--- begin ---

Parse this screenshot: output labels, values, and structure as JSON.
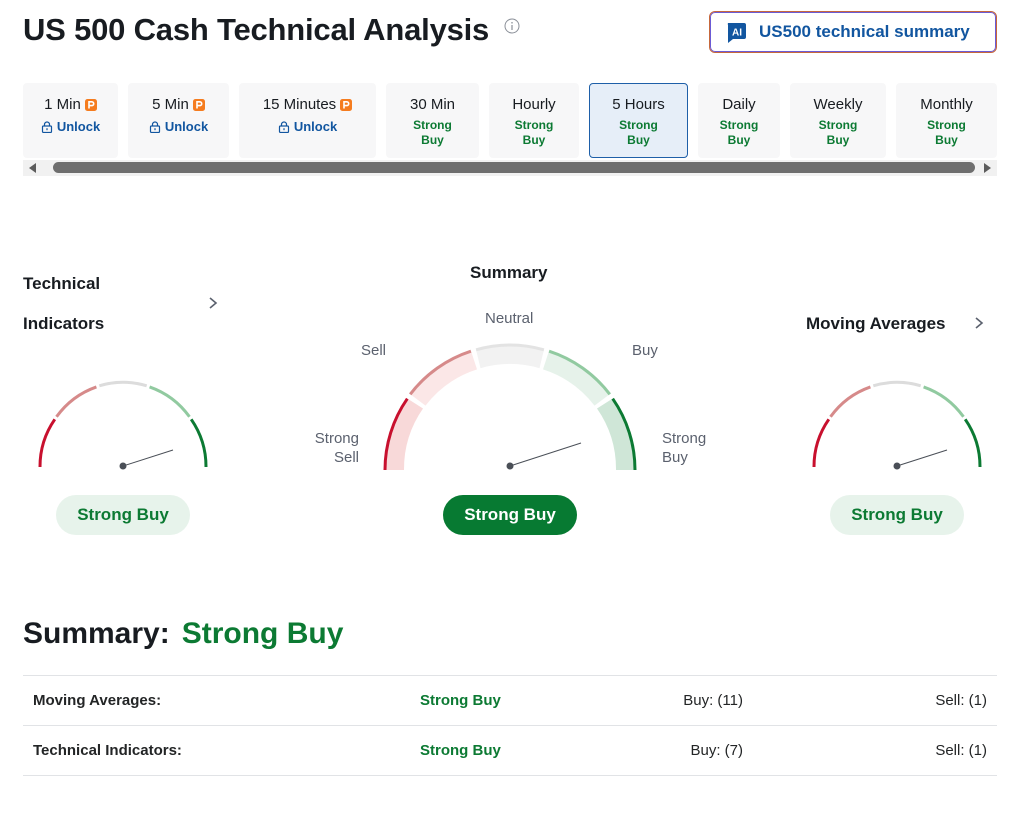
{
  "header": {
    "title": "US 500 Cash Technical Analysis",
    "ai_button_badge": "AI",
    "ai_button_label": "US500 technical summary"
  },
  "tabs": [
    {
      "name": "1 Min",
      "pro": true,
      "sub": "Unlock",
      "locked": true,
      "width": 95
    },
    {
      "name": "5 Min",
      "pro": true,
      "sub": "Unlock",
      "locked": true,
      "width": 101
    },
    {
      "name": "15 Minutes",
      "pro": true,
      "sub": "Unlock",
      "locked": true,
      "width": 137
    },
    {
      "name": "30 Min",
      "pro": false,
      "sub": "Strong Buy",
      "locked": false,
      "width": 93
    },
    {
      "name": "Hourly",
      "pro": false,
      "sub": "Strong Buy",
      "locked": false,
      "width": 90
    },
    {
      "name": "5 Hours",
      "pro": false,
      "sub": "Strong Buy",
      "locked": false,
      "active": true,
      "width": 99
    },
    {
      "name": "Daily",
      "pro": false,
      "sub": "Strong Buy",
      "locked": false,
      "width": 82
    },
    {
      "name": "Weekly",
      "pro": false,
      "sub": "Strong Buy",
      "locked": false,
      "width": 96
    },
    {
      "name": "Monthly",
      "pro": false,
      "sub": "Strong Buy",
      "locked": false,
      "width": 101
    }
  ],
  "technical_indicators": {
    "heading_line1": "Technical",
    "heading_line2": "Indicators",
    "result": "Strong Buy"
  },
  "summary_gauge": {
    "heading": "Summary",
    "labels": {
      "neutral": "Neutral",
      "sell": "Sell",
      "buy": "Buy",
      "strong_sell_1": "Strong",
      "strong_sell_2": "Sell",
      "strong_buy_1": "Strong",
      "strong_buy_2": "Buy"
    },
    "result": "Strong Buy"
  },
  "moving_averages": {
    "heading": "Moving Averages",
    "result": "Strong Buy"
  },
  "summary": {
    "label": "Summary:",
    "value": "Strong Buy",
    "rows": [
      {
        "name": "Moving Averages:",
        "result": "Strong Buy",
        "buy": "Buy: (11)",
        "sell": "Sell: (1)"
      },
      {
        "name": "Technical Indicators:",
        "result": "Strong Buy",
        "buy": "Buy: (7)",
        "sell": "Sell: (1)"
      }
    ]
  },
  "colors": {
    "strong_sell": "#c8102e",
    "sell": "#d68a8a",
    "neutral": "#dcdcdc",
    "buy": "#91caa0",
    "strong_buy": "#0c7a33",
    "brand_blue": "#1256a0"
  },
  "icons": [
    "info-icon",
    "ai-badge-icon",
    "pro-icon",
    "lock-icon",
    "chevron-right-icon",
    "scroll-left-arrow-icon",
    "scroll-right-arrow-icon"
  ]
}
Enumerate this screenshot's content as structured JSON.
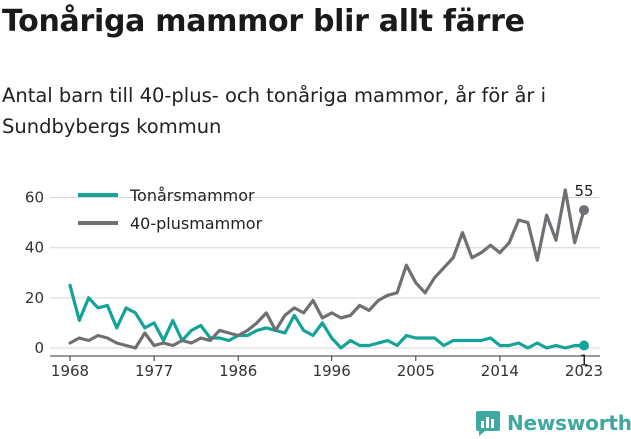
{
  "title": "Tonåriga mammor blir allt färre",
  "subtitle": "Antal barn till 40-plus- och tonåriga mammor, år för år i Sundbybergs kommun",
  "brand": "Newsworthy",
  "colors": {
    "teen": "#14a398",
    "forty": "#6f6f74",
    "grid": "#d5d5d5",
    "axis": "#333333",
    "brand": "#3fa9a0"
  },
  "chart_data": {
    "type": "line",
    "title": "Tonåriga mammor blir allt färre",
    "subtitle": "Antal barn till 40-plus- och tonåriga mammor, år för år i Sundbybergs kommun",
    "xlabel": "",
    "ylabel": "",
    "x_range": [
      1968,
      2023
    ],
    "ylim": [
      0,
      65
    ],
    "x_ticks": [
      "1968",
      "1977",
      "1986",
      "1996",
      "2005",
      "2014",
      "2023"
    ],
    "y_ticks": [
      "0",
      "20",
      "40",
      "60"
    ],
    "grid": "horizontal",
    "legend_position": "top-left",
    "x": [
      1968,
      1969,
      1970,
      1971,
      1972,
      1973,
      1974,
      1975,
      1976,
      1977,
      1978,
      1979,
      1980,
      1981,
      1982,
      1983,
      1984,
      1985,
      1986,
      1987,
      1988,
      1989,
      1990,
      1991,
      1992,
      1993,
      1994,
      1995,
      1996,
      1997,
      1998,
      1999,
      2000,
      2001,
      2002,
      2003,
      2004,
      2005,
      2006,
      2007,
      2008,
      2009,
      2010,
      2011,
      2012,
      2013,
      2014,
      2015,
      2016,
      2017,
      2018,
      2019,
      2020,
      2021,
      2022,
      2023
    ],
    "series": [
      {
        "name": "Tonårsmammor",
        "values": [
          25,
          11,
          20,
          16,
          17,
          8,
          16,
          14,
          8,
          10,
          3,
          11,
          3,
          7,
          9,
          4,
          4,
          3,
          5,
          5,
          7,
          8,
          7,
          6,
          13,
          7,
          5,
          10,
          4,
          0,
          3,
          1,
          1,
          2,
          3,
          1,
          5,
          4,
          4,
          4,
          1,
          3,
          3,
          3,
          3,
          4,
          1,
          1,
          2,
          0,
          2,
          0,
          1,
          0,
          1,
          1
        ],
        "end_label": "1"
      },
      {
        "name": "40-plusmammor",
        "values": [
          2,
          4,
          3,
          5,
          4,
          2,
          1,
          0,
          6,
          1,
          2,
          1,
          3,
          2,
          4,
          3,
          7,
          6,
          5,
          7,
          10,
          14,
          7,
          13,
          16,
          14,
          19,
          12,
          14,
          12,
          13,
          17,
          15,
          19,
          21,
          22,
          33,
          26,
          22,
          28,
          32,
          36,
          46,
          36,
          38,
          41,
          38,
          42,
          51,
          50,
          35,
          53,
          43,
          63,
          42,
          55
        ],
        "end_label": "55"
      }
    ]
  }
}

--- end ---

**GIVEN PROBLEM**
List every line in the records above that contains the word "this".

**WRITTEN SOLUTION**
Parse this screenshot: output labels, values, and structure as JSON.
Enumerate this screenshot's content as structured JSON.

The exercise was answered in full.